**Required work**
Check every line of the entries below for the word "River", and copy the ones that have it.

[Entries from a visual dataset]
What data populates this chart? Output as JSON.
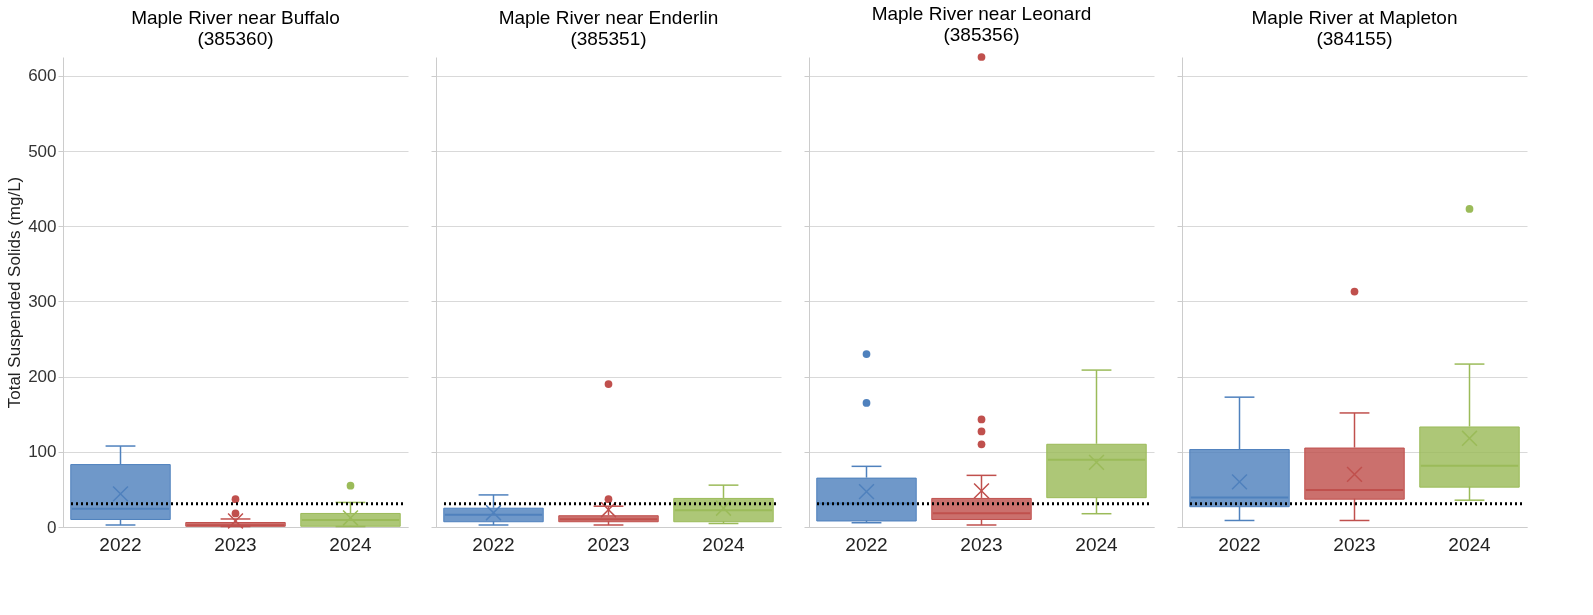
{
  "chart_data": [
    {
      "type": "box",
      "title": "Maple River near Buffalo\n(385360)",
      "ylabel": "Total Suspended Solids (mg/L)",
      "categories": [
        "2022",
        "2023",
        "2024"
      ],
      "colors": [
        "#4f81bd",
        "#c0504d",
        "#9bbb59"
      ],
      "boxes": [
        {
          "low": 2,
          "q1": 10,
          "median": 25,
          "q3": 83,
          "high": 107,
          "mean": 44
        },
        {
          "low": 0,
          "q1": 1,
          "median": 3,
          "q3": 6,
          "high": 10,
          "mean": 8,
          "outliers": [
            18,
            37
          ]
        },
        {
          "low": 0,
          "q1": 1,
          "median": 10,
          "q3": 18,
          "high": 32,
          "mean": 12,
          "outliers": [
            55
          ]
        }
      ],
      "ylim": [
        0,
        625
      ],
      "yticks": [
        0,
        100,
        200,
        300,
        400,
        500,
        600
      ],
      "grid": "y",
      "ref_lines": [
        {
          "axis": "y",
          "value": 31,
          "color": "#000000",
          "line_style": "dotted"
        }
      ]
    },
    {
      "type": "box",
      "title": "Maple River near Enderlin\n(385351)",
      "categories": [
        "2022",
        "2023",
        "2024"
      ],
      "colors": [
        "#4f81bd",
        "#c0504d",
        "#9bbb59"
      ],
      "boxes": [
        {
          "low": 2,
          "q1": 7,
          "median": 17,
          "q3": 25,
          "high": 42,
          "mean": 19
        },
        {
          "low": 2,
          "q1": 7,
          "median": 11,
          "q3": 15,
          "high": 27,
          "mean": 23,
          "outliers": [
            37,
            190
          ]
        },
        {
          "low": 4,
          "q1": 7,
          "median": 23,
          "q3": 38,
          "high": 55,
          "mean": 25
        }
      ],
      "ylim": [
        0,
        625
      ],
      "yticks": [
        0,
        100,
        200,
        300,
        400,
        500,
        600
      ],
      "grid": "y",
      "tick_labels": "x",
      "ref_lines": [
        {
          "axis": "y",
          "value": 31,
          "color": "#000000",
          "line_style": "dotted"
        }
      ]
    },
    {
      "type": "box",
      "title": "Maple River near Leonard\n(385356)",
      "categories": [
        "2022",
        "2023",
        "2024"
      ],
      "colors": [
        "#4f81bd",
        "#c0504d",
        "#9bbb59"
      ],
      "boxes": [
        {
          "low": 5,
          "q1": 8,
          "median": 32,
          "q3": 65,
          "high": 80,
          "mean": 47,
          "outliers": [
            165,
            230
          ]
        },
        {
          "low": 2,
          "q1": 10,
          "median": 19,
          "q3": 38,
          "high": 68,
          "mean": 48,
          "outliers": [
            110,
            127,
            143,
            625
          ]
        },
        {
          "low": 17,
          "q1": 39,
          "median": 90,
          "q3": 110,
          "high": 208,
          "mean": 86
        }
      ],
      "ylim": [
        0,
        625
      ],
      "yticks": [
        0,
        100,
        200,
        300,
        400,
        500,
        600
      ],
      "grid": "y",
      "tick_labels": "x",
      "ref_lines": [
        {
          "axis": "y",
          "value": 31,
          "color": "#000000",
          "line_style": "dotted"
        }
      ]
    },
    {
      "type": "box",
      "title": "Maple River at Mapleton\n(384155)",
      "categories": [
        "2022",
        "2023",
        "2024"
      ],
      "colors": [
        "#4f81bd",
        "#c0504d",
        "#9bbb59"
      ],
      "boxes": [
        {
          "low": 8,
          "q1": 27,
          "median": 40,
          "q3": 103,
          "high": 172,
          "mean": 60
        },
        {
          "low": 8,
          "q1": 37,
          "median": 50,
          "q3": 105,
          "high": 151,
          "mean": 70,
          "outliers": [
            313
          ]
        },
        {
          "low": 35,
          "q1": 53,
          "median": 82,
          "q3": 133,
          "high": 216,
          "mean": 118,
          "outliers": [
            423
          ]
        }
      ],
      "ylim": [
        0,
        625
      ],
      "yticks": [
        0,
        100,
        200,
        300,
        400,
        500,
        600
      ],
      "grid": "y",
      "tick_labels": "x",
      "ref_lines": [
        {
          "axis": "y",
          "value": 31,
          "color": "#000000",
          "line_style": "dotted"
        }
      ]
    }
  ]
}
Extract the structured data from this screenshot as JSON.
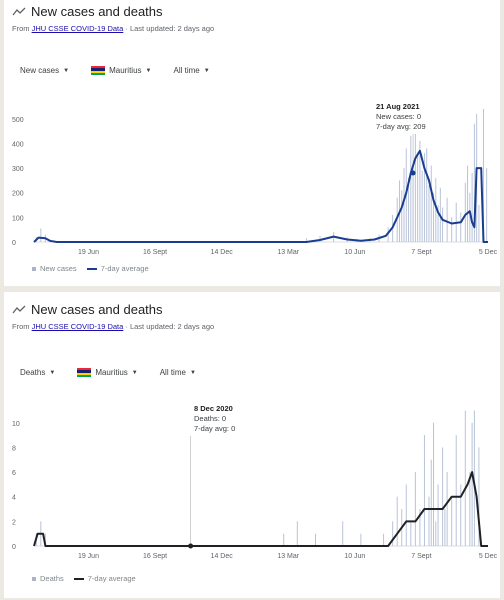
{
  "colors": {
    "bar": "#b8c3d9",
    "line_cases": "#1a3d8f",
    "line_deaths": "#202124",
    "axis_text": "#5f6368",
    "gridline": "#e8eaed",
    "link": "#1a0dab",
    "flag": [
      "#ea2839",
      "#1a206d",
      "#ffd500",
      "#00a551"
    ]
  },
  "panels": [
    {
      "title": "New cases and deaths",
      "title_icon": "trend-icon",
      "source_prefix": "From ",
      "source_link": "JHU CSSE COVID-19 Data",
      "source_suffix": " · Last updated: 2 days ago",
      "controls": {
        "metric": "New cases",
        "country": "Mauritius",
        "range": "All time"
      },
      "legend": {
        "bars": "New cases",
        "line": "7-day average"
      },
      "tooltip": {
        "date": "21 Aug 2021",
        "line1": "New cases: 0",
        "line2": "7-day avg: 209"
      }
    },
    {
      "title": "New cases and deaths",
      "title_icon": "trend-icon",
      "source_prefix": "From ",
      "source_link": "JHU CSSE COVID-19 Data",
      "source_suffix": " · Last updated: 2 days ago",
      "controls": {
        "metric": "Deaths",
        "country": "Mauritius",
        "range": "All time"
      },
      "legend": {
        "bars": "Deaths",
        "line": "7-day average"
      },
      "tooltip": {
        "date": "8 Dec 2020",
        "line1": "Deaths: 0",
        "line2": "7-day avg: 0"
      }
    }
  ],
  "chart_data": [
    {
      "type": "bar",
      "y_ticks": [
        0,
        100,
        200,
        300,
        400,
        500
      ],
      "ylim": [
        0,
        560
      ],
      "x_ticks": [
        "19 Jun",
        "16 Sept",
        "14 Dec",
        "13 Mar",
        "10 Jun",
        "7 Sept",
        "5 Dec"
      ],
      "grid": false,
      "series": [
        {
          "name": "New cases",
          "type": "bar",
          "points": [
            [
              0.005,
              20
            ],
            [
              0.015,
              55
            ],
            [
              0.025,
              30
            ],
            [
              0.035,
              10
            ],
            [
              0.6,
              15
            ],
            [
              0.63,
              25
            ],
            [
              0.66,
              40
            ],
            [
              0.69,
              20
            ],
            [
              0.71,
              12
            ],
            [
              0.74,
              15
            ],
            [
              0.76,
              30
            ],
            [
              0.78,
              60
            ],
            [
              0.79,
              110
            ],
            [
              0.8,
              180
            ],
            [
              0.805,
              250
            ],
            [
              0.81,
              210
            ],
            [
              0.815,
              300
            ],
            [
              0.82,
              380
            ],
            [
              0.825,
              260
            ],
            [
              0.83,
              430
            ],
            [
              0.835,
              310
            ],
            [
              0.84,
              470
            ],
            [
              0.845,
              350
            ],
            [
              0.85,
              410
            ],
            [
              0.855,
              290
            ],
            [
              0.86,
              360
            ],
            [
              0.865,
              380
            ],
            [
              0.87,
              230
            ],
            [
              0.875,
              310
            ],
            [
              0.88,
              200
            ],
            [
              0.885,
              260
            ],
            [
              0.89,
              150
            ],
            [
              0.895,
              220
            ],
            [
              0.9,
              140
            ],
            [
              0.91,
              180
            ],
            [
              0.92,
              100
            ],
            [
              0.93,
              160
            ],
            [
              0.94,
              120
            ],
            [
              0.95,
              240
            ],
            [
              0.955,
              310
            ],
            [
              0.96,
              200
            ],
            [
              0.965,
              280
            ],
            [
              0.97,
              480
            ],
            [
              0.975,
              520
            ],
            [
              0.98,
              150
            ],
            [
              0.99,
              540
            ],
            [
              0.997,
              300
            ]
          ]
        },
        {
          "name": "7-day average",
          "type": "line",
          "points": [
            [
              0,
              0
            ],
            [
              0.01,
              18
            ],
            [
              0.025,
              15
            ],
            [
              0.035,
              5
            ],
            [
              0.05,
              0
            ],
            [
              0.6,
              0
            ],
            [
              0.63,
              8
            ],
            [
              0.66,
              22
            ],
            [
              0.69,
              10
            ],
            [
              0.72,
              5
            ],
            [
              0.75,
              10
            ],
            [
              0.775,
              25
            ],
            [
              0.79,
              60
            ],
            [
              0.8,
              100
            ],
            [
              0.81,
              140
            ],
            [
              0.82,
              200
            ],
            [
              0.83,
              280
            ],
            [
              0.84,
              340
            ],
            [
              0.85,
              370
            ],
            [
              0.86,
              300
            ],
            [
              0.87,
              250
            ],
            [
              0.88,
              170
            ],
            [
              0.89,
              120
            ],
            [
              0.9,
              90
            ],
            [
              0.92,
              75
            ],
            [
              0.94,
              80
            ],
            [
              0.95,
              110
            ],
            [
              0.96,
              125
            ],
            [
              0.965,
              80
            ],
            [
              0.97,
              60
            ],
            [
              0.975,
              300
            ],
            [
              0.985,
              300
            ],
            [
              0.99,
              0
            ],
            [
              1.0,
              0
            ]
          ]
        }
      ]
    },
    {
      "type": "bar",
      "y_ticks": [
        0,
        2,
        4,
        6,
        8,
        10
      ],
      "ylim": [
        0,
        11.2
      ],
      "x_ticks": [
        "19 Jun",
        "16 Sept",
        "14 Dec",
        "13 Mar",
        "10 Jun",
        "7 Sept",
        "5 Dec"
      ],
      "grid": false,
      "series": [
        {
          "name": "Deaths",
          "type": "bar",
          "points": [
            [
              0.005,
              1
            ],
            [
              0.015,
              2
            ],
            [
              0.025,
              1
            ],
            [
              0.55,
              1
            ],
            [
              0.58,
              2
            ],
            [
              0.62,
              1
            ],
            [
              0.68,
              2
            ],
            [
              0.72,
              1
            ],
            [
              0.77,
              1
            ],
            [
              0.79,
              2
            ],
            [
              0.8,
              4
            ],
            [
              0.81,
              3
            ],
            [
              0.82,
              5
            ],
            [
              0.83,
              2
            ],
            [
              0.84,
              6
            ],
            [
              0.85,
              3
            ],
            [
              0.86,
              9
            ],
            [
              0.87,
              4
            ],
            [
              0.875,
              7
            ],
            [
              0.88,
              10
            ],
            [
              0.885,
              2
            ],
            [
              0.89,
              5
            ],
            [
              0.9,
              8
            ],
            [
              0.905,
              3
            ],
            [
              0.91,
              6
            ],
            [
              0.92,
              4
            ],
            [
              0.93,
              9
            ],
            [
              0.94,
              5
            ],
            [
              0.95,
              11
            ],
            [
              0.96,
              6
            ],
            [
              0.965,
              10
            ],
            [
              0.97,
              11
            ],
            [
              0.98,
              8
            ]
          ]
        },
        {
          "name": "7-day average",
          "type": "line",
          "points": [
            [
              0,
              0
            ],
            [
              0.008,
              1
            ],
            [
              0.02,
              1
            ],
            [
              0.025,
              0
            ],
            [
              0.78,
              0
            ],
            [
              0.8,
              1
            ],
            [
              0.82,
              2
            ],
            [
              0.84,
              2
            ],
            [
              0.86,
              3
            ],
            [
              0.88,
              3
            ],
            [
              0.9,
              3
            ],
            [
              0.92,
              4
            ],
            [
              0.94,
              4
            ],
            [
              0.955,
              5
            ],
            [
              0.965,
              6
            ],
            [
              0.975,
              4
            ],
            [
              0.985,
              0
            ],
            [
              1.0,
              0
            ]
          ]
        }
      ]
    }
  ]
}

**Response**
      "title": "Maple River near Buffalo\n(385360)",
      "title": "Maple River near Enderlin\n(385351)",
      "title": "Maple River near Leonard\n(385356)",
      "title": "Maple River at Mapleton\n(384155)",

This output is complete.